Below are the records; pull every line that includes "frac".

Begin

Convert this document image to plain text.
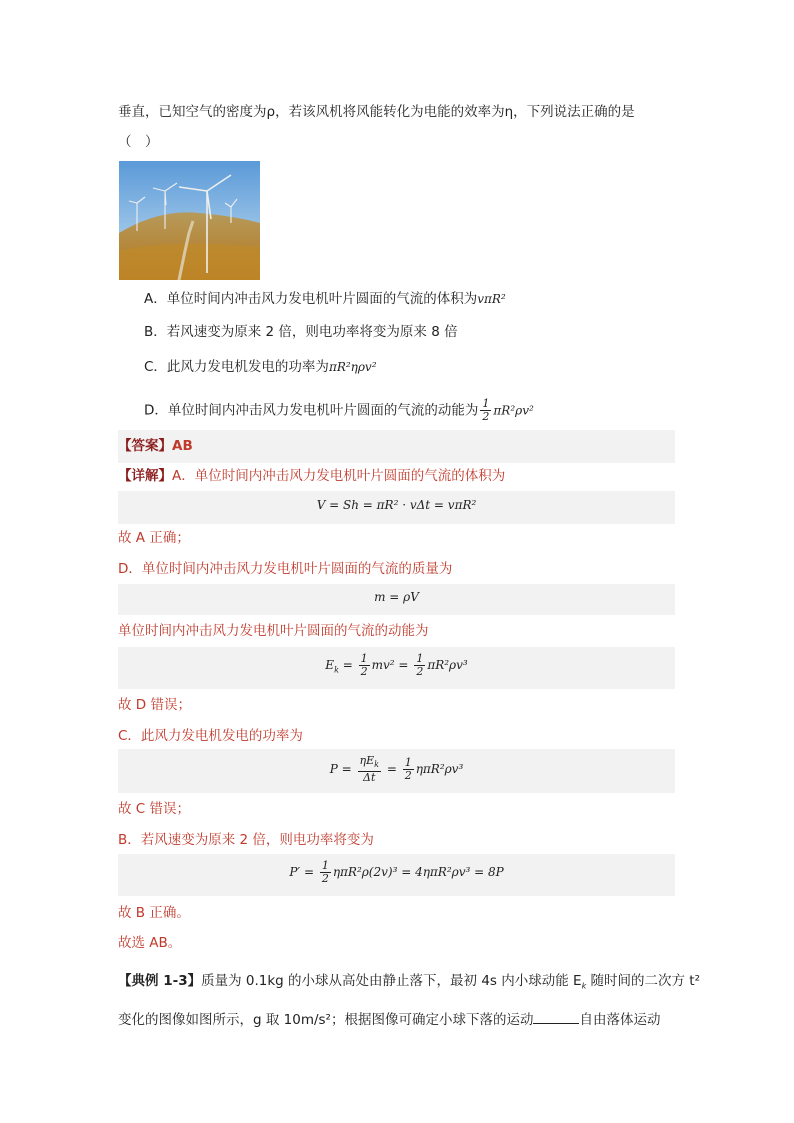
垂直，已知空气的密度为ρ，若该风机将风能转化为电能的效率为η，下列说法正确的是
（　）
A．单位时间内冲击风力发电机叶片圆面的气流的体积为vπR²
B．若风速变为原来 2 倍，则电功率将变为原来 8 倍
C．此风力发电机发电的功率为πR²ηρv²
D．单位时间内冲击风力发电机叶片圆面的气流的动能为 $\frac{1}{2} \pi R^2\rho v^2$
【答案】AB
【详解】A．单位时间内冲击风力发电机叶片圆面的气流的体积为
V = Sh = πR² · vΔt = vπR²
故 A 正确；
D．单位时间内冲击风力发电机叶片圆面的气流的质量为
m = ρV
单位时间内冲击风力发电机叶片圆面的气流的动能为
$E_k = \frac{1}{2} mv^2 = \frac{1}{2} \pi R^2\rho v^3$
故 D 错误；
C．此风力发电机发电的功率为
$P = \frac{\eta E_k}{\Delta t} = \frac{1}{2} \eta\pi R^2\rho v^3$
故 C 错误；
B．若风速变为原来 2 倍，则电功率将变为
$P' = \frac{1}{2} \eta\pi R^2\rho(2v)^3 = 4\eta\pi R^2\rho v^3 = 8P$
故 B 正确。
故选 AB。
【典例 1-3】质量为 0.1kg 的小球从高处由静止落下，最初 4s 内小球动能 $E_k$ 随时间的二次方 t²
变化的图像如图所示，g 取 10m/s²；根据图像可确定小球下落的运动	自由落体运动
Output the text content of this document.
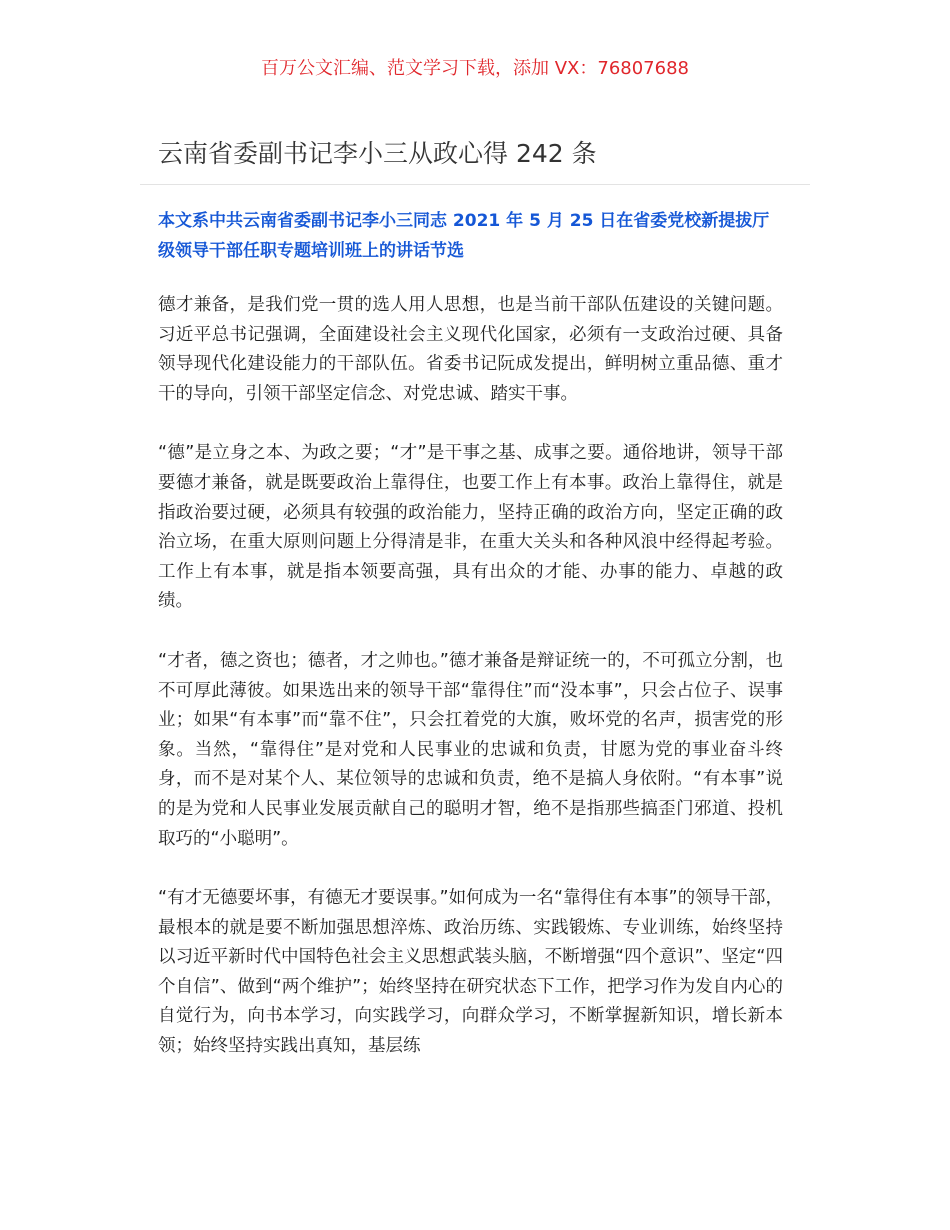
百万公文汇编、范文学习下载，添加 VX：76807688
云南省委副书记李小三从政心得 242 条

本文系中共云南省委副书记李小三同志 2021 年 5 月 25 日在省委党校新提拔厅级领导干部任职专题培训班上的讲话节选

德才兼备，是我们党一贯的选人用人思想，也是当前干部队伍建设的关键问题。习近平总书记强调，全面建设社会主义现代化国家，必须有一支政治过硬、具备领导现代化建设能力的干部队伍。省委书记阮成发提出，鲜明树立重品德、重才干的导向，引领干部坚定信念、对党忠诚、踏实干事。

“德”是立身之本、为政之要；“才”是干事之基、成事之要。通俗地讲，领导干部要德才兼备，就是既要政治上靠得住，也要工作上有本事。政治上靠得住，就是指政治要过硬，必须具有较强的政治能力，坚持正确的政治方向，坚定正确的政治立场，在重大原则问题上分得清是非，在重大关头和各种风浪中经得起考验。工作上有本事，就是指本领要高强，具有出众的才能、办事的能力、卓越的政绩。

“才者，德之资也；德者，才之帅也。”德才兼备是辩证统一的，不可孤立分割，也不可厚此薄彼。如果选出来的领导干部“靠得住”而“没本事”，只会占位子、误事业；如果“有本事”而“靠不住”，只会扛着党的大旗，败坏党的名声，损害党的形象。当然，“靠得住”是对党和人民事业的忠诚和负责，甘愿为党的事业奋斗终身，而不是对某个人、某位领导的忠诚和负责，绝不是搞人身依附。“有本事”说的是为党和人民事业发展贡献自己的聪明才智，绝不是指那些搞歪门邪道、投机取巧的“小聪明”。

“有才无德要坏事，有德无才要误事。”如何成为一名“靠得住有本事”的领导干部，最根本的就是要不断加强思想淬炼、政治历练、实践锻炼、专业训练，始终坚持以习近平新时代中国特色社会主义思想武装头脑，不断增强“四个意识”、坚定“四个自信”、做到“两个维护”；始终坚持在研究状态下工作，把学习作为发自内心的自觉行为，向书本学习，向实践学习，向群众学习，不断掌握新知识，增长新本领；始终坚持实践出真知，基层练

End

§ Output:
D．单位时间内冲击风力发电机叶片圆面的气流的动能为 $\frac{1}{2} \pi R^2\rho v^2$
$E_k = \frac{1}{2} mv^2 = \frac{1}{2} \pi R^2\rho v^3$
$P = \frac{\eta E_k}{\Delta t} = \frac{1}{2} \eta\pi R^2\rho v^3$
$P' = \frac{1}{2} \eta\pi R^2\rho(2v)^3 = 4\eta\pi R^2\rho v^3 = 8P$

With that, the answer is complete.